(Figure dataset records)
---*---

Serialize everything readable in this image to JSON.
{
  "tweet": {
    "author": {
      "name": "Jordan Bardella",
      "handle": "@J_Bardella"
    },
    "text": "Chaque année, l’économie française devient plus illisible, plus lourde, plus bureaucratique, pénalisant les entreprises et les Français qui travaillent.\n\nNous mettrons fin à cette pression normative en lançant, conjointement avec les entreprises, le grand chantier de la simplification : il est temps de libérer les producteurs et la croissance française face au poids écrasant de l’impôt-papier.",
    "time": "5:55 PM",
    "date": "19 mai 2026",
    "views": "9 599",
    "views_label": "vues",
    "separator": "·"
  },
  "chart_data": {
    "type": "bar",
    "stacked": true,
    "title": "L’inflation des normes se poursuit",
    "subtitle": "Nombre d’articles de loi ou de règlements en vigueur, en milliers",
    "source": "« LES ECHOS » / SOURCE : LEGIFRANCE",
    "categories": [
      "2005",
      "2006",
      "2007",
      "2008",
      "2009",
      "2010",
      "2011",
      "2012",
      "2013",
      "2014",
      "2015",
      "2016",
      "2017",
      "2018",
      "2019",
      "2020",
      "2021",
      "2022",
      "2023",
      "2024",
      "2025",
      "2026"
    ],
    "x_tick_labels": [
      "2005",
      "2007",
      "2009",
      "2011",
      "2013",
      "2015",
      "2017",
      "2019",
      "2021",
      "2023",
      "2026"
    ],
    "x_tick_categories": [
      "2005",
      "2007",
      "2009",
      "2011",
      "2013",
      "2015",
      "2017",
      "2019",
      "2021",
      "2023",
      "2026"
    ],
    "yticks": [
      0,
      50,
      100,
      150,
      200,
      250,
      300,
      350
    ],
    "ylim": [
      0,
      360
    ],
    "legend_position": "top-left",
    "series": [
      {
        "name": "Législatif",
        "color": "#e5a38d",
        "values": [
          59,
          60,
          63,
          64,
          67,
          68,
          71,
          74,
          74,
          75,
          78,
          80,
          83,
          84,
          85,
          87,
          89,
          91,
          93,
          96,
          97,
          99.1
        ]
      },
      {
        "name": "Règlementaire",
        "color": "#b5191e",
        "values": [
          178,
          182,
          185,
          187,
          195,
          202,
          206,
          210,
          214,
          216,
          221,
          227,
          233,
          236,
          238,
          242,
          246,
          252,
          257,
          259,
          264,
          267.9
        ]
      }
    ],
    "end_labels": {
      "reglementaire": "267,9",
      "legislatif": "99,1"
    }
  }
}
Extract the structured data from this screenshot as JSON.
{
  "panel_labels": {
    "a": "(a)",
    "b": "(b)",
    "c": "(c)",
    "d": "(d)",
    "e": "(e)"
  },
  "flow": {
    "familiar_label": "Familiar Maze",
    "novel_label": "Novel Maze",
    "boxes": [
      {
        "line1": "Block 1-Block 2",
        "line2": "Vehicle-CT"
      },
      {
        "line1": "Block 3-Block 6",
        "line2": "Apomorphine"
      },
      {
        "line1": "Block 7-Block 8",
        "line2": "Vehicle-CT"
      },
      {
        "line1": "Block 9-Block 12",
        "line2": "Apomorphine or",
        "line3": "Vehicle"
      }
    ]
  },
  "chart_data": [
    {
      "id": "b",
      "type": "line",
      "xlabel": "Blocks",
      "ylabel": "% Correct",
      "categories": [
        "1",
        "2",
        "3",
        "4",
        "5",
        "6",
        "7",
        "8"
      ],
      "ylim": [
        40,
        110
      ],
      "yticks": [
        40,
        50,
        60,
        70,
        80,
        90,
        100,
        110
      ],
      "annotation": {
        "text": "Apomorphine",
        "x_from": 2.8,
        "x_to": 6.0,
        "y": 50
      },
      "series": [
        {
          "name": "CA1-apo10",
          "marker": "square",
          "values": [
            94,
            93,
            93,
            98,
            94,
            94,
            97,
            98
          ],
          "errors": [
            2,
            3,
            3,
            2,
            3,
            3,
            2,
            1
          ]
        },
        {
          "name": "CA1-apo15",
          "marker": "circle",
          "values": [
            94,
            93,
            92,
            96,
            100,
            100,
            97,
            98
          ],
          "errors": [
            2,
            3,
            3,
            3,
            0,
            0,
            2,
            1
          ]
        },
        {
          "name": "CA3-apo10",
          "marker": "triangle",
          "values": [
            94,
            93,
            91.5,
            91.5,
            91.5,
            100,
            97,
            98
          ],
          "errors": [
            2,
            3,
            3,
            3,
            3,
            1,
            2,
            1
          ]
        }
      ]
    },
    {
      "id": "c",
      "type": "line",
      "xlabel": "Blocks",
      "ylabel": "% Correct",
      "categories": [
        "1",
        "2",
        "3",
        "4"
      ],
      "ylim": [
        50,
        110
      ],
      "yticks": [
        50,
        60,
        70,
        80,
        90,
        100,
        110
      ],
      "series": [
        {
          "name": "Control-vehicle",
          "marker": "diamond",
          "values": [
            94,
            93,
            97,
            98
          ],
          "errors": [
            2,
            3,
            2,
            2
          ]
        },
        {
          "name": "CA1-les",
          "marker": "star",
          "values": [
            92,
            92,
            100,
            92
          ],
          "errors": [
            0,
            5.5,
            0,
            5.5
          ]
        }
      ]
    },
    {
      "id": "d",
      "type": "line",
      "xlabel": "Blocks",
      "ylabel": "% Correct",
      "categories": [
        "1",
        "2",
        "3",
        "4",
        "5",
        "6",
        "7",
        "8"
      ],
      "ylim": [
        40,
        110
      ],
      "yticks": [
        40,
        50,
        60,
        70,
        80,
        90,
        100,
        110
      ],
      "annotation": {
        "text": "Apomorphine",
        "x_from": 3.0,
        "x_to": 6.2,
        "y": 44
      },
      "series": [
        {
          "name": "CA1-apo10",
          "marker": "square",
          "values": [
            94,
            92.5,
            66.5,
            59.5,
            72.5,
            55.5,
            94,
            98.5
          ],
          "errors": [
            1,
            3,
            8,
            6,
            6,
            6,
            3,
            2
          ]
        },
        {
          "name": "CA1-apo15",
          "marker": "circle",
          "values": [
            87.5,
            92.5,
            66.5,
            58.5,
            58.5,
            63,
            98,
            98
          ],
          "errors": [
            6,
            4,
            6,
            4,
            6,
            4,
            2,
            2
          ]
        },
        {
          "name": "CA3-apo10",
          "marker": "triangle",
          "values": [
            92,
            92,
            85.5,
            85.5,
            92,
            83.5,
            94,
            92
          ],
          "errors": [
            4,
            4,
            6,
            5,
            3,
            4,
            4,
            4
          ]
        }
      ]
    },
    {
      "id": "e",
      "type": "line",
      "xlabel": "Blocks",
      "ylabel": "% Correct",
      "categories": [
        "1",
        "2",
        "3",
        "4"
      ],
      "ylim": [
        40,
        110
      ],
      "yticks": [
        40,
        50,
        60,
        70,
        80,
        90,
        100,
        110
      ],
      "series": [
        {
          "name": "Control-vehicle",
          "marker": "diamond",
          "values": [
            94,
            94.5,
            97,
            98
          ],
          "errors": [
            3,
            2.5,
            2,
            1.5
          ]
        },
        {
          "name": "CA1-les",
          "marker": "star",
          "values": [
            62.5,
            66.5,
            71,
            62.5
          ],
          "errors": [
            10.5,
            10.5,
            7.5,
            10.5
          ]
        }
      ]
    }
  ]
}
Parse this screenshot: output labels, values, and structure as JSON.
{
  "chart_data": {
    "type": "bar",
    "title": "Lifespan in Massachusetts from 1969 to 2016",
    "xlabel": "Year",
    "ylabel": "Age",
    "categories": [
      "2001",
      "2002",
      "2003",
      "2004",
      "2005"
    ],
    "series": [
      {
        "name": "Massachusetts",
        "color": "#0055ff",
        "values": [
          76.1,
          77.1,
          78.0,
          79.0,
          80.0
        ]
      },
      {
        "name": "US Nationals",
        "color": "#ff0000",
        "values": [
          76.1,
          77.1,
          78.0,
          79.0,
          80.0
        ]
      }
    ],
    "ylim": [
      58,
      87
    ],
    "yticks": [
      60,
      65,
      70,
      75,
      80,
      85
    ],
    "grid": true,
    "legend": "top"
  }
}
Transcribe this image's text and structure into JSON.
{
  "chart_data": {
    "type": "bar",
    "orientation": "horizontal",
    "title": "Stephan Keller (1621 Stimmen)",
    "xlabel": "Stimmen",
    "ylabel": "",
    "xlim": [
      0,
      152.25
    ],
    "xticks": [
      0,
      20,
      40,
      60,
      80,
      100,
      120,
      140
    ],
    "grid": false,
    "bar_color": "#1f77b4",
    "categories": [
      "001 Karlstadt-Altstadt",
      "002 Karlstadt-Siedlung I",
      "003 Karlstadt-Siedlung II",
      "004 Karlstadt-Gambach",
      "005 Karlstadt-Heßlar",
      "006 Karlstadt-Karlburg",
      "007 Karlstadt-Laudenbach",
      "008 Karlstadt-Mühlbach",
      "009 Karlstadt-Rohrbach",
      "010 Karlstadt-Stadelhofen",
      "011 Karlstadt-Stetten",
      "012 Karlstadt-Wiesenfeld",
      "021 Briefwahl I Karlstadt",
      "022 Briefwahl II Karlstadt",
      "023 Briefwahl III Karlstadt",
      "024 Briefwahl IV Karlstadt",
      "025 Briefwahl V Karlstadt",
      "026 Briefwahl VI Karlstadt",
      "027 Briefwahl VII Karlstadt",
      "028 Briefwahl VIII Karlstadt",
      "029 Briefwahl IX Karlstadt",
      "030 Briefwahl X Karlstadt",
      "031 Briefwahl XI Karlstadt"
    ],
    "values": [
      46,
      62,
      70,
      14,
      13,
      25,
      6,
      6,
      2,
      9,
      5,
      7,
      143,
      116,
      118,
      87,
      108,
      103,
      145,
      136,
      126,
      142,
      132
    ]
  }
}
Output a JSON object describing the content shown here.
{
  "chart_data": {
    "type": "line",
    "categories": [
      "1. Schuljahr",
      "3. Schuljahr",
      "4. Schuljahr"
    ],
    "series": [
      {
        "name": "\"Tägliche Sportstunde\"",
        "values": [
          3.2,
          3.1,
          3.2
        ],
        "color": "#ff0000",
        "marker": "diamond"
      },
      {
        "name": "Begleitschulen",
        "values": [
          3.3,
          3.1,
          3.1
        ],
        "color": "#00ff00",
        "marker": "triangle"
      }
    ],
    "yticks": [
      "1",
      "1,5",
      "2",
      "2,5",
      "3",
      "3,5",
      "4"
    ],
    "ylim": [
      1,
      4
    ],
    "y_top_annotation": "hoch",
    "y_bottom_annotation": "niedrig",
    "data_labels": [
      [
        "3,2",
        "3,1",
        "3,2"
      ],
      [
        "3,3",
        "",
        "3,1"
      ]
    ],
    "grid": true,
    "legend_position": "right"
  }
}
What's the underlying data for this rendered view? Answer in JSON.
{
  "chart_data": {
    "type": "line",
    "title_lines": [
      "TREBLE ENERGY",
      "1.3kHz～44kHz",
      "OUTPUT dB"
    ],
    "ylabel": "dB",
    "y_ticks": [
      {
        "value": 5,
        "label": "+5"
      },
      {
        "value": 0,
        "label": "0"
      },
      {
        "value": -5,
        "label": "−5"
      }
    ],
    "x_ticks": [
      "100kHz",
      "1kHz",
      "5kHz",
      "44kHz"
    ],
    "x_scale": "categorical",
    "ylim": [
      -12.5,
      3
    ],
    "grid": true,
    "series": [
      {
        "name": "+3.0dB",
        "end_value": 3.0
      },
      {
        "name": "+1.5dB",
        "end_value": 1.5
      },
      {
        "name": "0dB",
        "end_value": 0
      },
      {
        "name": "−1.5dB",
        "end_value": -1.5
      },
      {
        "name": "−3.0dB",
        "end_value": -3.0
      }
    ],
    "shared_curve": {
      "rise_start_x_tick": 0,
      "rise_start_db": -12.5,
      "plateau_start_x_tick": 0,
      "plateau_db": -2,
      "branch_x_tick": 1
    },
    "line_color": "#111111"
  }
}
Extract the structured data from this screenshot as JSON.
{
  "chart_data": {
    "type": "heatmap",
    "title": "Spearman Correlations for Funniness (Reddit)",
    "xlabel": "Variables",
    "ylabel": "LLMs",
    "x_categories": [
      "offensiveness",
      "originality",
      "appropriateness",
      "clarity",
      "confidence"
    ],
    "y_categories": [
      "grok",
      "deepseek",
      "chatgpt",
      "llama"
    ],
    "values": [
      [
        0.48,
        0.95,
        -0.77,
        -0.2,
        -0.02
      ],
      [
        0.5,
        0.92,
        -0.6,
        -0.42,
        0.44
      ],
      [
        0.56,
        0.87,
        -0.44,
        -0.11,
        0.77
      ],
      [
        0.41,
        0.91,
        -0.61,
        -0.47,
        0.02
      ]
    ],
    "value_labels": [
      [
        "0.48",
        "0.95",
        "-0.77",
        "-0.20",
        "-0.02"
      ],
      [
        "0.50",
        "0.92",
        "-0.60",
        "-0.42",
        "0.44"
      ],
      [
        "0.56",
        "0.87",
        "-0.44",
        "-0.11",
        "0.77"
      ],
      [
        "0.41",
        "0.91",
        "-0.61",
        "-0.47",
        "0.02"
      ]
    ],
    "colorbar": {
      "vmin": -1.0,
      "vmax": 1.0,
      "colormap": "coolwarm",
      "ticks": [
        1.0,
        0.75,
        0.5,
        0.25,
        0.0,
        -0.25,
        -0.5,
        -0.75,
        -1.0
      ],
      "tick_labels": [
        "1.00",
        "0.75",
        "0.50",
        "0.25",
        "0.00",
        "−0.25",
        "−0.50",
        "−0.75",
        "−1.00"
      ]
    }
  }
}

---*---

Wherever "Massachusetts" shows up in a line, copy that line.

Response to the exercise:
    "title": "Lifespan in Massachusetts from 1969 to 2016",
        "name": "Massachusetts",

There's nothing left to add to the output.